TASK REQUIREMENTS =>
The required answer is each line in the entries below where "hepatocellular" occurs.

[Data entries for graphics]
· · · ·
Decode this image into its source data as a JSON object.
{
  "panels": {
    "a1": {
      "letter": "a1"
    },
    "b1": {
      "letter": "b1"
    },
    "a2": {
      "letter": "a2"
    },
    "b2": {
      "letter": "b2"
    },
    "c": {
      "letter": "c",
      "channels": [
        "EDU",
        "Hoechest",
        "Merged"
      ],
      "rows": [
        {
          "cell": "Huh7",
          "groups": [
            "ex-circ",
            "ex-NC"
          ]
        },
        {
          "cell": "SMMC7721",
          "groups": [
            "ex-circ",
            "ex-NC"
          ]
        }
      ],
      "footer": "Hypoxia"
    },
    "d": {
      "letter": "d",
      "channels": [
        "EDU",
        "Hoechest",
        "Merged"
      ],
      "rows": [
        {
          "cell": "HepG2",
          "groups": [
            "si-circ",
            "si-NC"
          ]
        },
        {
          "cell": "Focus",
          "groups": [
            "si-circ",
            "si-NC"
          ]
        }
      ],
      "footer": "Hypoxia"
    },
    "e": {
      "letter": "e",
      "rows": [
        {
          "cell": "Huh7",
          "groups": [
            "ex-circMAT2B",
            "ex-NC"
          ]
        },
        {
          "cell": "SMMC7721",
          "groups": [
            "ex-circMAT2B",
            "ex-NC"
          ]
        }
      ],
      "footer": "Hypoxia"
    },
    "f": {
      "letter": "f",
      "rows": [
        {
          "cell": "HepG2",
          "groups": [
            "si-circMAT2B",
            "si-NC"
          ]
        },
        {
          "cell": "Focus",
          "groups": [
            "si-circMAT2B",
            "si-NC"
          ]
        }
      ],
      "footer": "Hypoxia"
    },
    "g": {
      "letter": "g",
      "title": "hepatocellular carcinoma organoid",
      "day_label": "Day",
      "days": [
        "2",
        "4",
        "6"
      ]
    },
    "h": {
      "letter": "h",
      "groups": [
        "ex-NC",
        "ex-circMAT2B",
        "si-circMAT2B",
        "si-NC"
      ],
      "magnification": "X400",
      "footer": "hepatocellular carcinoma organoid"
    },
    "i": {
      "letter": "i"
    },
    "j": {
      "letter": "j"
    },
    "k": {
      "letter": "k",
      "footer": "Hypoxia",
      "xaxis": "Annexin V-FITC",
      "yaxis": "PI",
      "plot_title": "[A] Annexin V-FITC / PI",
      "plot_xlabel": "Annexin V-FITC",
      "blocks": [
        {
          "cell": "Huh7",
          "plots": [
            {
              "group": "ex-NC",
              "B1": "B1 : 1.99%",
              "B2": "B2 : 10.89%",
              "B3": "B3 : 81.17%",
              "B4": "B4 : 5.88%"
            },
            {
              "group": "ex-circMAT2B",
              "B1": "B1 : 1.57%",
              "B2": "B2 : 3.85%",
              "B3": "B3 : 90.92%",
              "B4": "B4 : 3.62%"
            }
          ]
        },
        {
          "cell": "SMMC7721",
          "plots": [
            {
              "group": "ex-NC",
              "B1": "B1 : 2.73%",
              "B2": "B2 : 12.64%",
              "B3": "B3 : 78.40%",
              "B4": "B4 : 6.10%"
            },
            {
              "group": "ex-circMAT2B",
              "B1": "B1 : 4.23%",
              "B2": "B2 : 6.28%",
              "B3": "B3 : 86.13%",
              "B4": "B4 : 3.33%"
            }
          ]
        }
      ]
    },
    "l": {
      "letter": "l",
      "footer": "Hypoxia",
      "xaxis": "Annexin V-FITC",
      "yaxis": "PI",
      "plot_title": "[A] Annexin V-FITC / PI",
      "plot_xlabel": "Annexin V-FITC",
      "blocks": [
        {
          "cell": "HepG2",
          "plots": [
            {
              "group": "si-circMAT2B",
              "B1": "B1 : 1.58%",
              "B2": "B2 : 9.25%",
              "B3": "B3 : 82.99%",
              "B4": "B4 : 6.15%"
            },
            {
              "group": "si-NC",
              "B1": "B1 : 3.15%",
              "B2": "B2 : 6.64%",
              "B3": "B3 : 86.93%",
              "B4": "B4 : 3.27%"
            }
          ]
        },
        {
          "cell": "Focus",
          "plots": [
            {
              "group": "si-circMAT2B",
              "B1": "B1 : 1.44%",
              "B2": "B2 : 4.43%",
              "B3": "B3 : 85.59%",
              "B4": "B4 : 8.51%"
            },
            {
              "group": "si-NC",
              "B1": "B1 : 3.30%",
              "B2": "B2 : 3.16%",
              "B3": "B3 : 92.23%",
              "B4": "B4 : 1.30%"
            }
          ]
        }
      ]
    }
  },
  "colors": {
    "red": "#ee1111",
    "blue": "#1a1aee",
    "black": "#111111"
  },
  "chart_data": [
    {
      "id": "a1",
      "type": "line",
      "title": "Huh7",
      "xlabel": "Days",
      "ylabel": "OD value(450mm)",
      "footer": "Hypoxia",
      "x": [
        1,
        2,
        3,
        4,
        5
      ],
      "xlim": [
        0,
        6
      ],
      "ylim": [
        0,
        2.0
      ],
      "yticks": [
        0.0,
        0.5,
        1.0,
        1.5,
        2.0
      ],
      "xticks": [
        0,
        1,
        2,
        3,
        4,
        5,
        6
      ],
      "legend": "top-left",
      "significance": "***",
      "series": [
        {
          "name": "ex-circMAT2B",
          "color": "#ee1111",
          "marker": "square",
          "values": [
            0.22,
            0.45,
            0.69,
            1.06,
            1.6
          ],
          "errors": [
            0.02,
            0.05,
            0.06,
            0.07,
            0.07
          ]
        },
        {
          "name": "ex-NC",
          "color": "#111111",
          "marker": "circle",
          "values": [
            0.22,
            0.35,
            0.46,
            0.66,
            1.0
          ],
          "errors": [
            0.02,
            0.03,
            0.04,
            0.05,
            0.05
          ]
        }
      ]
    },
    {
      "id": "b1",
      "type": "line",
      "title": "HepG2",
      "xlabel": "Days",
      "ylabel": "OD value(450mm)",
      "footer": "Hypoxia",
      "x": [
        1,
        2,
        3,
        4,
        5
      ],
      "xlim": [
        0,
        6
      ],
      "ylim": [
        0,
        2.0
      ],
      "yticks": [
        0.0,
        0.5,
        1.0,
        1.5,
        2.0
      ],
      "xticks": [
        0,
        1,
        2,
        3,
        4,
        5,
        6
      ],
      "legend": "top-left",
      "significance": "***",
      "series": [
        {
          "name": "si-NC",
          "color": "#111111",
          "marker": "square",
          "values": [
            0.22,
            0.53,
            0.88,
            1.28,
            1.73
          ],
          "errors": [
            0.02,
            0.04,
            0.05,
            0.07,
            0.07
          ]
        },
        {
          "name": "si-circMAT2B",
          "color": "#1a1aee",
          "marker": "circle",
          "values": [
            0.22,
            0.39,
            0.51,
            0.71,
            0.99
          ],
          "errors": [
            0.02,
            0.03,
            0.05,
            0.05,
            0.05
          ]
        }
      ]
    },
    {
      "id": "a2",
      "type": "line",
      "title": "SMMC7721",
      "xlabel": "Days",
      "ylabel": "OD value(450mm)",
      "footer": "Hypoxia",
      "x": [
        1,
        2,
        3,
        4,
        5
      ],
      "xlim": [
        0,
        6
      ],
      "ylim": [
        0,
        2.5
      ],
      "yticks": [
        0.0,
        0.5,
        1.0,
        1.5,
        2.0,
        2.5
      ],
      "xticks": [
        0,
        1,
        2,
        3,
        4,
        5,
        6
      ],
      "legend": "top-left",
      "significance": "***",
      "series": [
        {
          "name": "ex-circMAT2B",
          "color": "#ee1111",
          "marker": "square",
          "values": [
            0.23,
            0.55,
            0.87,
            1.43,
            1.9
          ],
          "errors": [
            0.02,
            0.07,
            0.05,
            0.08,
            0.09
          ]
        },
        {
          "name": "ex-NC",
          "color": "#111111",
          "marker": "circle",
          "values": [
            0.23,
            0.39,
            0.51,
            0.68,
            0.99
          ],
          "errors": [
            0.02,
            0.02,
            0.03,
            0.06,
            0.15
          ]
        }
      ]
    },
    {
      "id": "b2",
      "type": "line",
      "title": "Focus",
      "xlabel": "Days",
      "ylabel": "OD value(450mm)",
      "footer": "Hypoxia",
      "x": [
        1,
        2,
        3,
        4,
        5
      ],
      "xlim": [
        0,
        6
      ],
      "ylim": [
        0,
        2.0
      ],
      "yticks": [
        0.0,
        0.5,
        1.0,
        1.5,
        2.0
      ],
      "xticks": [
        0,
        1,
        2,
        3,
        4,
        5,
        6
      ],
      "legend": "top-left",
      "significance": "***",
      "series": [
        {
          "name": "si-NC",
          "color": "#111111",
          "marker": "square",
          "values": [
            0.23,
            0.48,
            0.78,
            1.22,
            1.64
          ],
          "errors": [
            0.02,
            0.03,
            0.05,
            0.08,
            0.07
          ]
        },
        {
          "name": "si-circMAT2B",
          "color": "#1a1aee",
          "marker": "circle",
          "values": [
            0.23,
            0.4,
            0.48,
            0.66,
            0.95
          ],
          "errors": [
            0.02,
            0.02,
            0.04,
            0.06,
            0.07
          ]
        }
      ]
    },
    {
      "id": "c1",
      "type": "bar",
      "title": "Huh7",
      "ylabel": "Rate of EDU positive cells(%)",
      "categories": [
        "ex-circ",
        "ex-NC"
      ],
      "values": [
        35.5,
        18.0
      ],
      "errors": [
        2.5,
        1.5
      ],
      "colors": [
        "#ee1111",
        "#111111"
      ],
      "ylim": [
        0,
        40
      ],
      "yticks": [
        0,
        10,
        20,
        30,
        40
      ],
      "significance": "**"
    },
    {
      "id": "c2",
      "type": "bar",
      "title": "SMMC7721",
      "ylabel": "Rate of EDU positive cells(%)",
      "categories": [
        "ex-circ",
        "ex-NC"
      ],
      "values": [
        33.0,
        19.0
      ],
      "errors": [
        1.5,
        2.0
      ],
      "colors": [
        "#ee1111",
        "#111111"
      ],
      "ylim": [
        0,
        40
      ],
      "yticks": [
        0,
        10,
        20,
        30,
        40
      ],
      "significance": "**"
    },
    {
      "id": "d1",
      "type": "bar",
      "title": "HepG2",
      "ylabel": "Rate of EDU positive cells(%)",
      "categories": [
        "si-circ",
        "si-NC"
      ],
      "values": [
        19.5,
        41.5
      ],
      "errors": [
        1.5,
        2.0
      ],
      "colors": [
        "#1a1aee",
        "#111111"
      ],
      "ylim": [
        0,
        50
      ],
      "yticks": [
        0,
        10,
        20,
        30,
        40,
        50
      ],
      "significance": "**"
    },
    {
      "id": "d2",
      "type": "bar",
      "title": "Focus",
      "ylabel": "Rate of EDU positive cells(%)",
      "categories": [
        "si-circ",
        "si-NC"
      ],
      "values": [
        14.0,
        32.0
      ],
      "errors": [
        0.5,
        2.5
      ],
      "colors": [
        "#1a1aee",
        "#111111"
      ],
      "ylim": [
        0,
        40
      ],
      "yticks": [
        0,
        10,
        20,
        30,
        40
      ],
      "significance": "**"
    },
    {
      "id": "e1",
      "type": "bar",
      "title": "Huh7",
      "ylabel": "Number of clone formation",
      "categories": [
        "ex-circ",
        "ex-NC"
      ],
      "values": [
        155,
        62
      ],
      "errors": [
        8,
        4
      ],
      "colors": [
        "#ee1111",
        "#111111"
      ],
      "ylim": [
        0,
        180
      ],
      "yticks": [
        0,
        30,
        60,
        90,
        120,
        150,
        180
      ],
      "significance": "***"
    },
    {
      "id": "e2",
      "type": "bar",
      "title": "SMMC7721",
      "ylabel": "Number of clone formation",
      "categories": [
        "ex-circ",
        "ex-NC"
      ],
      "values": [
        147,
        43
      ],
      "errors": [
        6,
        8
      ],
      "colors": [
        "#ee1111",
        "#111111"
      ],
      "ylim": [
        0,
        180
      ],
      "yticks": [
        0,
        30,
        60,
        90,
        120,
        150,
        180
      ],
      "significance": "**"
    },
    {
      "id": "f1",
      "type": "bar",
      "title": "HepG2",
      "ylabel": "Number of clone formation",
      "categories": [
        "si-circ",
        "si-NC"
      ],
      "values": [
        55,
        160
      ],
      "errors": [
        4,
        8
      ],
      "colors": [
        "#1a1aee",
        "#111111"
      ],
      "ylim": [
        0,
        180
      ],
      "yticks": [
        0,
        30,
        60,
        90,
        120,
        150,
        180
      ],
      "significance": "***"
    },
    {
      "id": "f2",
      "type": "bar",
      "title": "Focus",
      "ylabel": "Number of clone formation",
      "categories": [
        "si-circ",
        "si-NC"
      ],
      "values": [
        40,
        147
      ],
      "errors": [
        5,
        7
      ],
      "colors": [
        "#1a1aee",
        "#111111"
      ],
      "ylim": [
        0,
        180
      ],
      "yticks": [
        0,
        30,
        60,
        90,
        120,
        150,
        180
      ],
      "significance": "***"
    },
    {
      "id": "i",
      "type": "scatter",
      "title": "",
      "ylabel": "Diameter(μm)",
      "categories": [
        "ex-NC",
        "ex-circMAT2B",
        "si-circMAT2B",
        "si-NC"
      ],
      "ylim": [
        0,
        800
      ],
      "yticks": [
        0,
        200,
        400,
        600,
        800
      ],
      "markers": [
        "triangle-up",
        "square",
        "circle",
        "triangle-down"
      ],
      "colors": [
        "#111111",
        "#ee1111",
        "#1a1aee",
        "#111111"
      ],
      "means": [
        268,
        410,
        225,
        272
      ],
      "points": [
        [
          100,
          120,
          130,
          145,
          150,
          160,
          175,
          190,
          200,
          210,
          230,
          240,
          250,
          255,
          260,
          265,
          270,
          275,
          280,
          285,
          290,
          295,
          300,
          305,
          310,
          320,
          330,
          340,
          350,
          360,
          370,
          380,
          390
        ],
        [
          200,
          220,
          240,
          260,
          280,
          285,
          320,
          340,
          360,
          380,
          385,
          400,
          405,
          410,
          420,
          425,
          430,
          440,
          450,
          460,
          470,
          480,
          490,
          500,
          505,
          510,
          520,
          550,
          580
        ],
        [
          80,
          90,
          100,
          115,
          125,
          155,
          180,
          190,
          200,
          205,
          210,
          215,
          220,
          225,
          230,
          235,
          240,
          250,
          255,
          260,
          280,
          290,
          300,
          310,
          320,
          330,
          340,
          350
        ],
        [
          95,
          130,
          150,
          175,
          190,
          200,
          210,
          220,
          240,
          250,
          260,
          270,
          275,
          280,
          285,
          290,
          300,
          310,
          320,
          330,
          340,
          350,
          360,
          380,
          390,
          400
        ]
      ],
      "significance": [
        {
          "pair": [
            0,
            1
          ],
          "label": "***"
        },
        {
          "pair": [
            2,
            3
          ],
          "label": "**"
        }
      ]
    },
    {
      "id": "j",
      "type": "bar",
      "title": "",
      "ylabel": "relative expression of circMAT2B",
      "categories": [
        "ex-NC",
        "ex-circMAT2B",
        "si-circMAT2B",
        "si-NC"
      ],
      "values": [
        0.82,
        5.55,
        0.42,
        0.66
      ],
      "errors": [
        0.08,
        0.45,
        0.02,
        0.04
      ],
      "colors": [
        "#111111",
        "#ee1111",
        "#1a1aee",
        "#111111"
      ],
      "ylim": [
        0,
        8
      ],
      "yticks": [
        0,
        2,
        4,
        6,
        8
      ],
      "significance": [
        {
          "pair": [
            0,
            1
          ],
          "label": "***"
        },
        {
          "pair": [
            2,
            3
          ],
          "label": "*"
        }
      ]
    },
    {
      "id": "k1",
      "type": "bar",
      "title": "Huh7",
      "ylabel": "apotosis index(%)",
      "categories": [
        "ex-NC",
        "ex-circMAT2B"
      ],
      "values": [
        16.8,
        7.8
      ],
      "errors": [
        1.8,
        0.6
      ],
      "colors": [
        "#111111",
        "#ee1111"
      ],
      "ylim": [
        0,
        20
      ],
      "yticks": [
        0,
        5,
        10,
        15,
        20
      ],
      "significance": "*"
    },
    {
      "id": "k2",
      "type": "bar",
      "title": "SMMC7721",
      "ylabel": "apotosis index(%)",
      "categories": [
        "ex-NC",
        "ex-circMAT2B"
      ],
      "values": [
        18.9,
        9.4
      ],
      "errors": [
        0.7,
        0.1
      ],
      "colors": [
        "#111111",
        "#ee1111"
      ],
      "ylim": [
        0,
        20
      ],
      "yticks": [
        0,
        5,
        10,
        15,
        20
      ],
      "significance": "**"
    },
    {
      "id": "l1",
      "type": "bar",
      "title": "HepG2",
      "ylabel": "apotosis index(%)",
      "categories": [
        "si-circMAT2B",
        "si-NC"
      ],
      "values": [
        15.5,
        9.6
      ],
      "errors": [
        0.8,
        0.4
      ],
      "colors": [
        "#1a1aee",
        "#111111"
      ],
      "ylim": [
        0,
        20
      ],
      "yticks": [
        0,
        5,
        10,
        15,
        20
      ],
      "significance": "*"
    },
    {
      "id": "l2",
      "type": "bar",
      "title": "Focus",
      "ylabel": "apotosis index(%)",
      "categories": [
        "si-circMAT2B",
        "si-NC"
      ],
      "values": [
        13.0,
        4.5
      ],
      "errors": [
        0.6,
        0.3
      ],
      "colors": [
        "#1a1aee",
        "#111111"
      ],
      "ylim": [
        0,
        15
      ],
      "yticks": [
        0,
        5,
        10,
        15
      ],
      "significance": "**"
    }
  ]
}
· · · ·
YOUR SOLUTION =>
      "title": "hepatocellular carcinoma organoid",
      "footer": "hepatocellular carcinoma organoid"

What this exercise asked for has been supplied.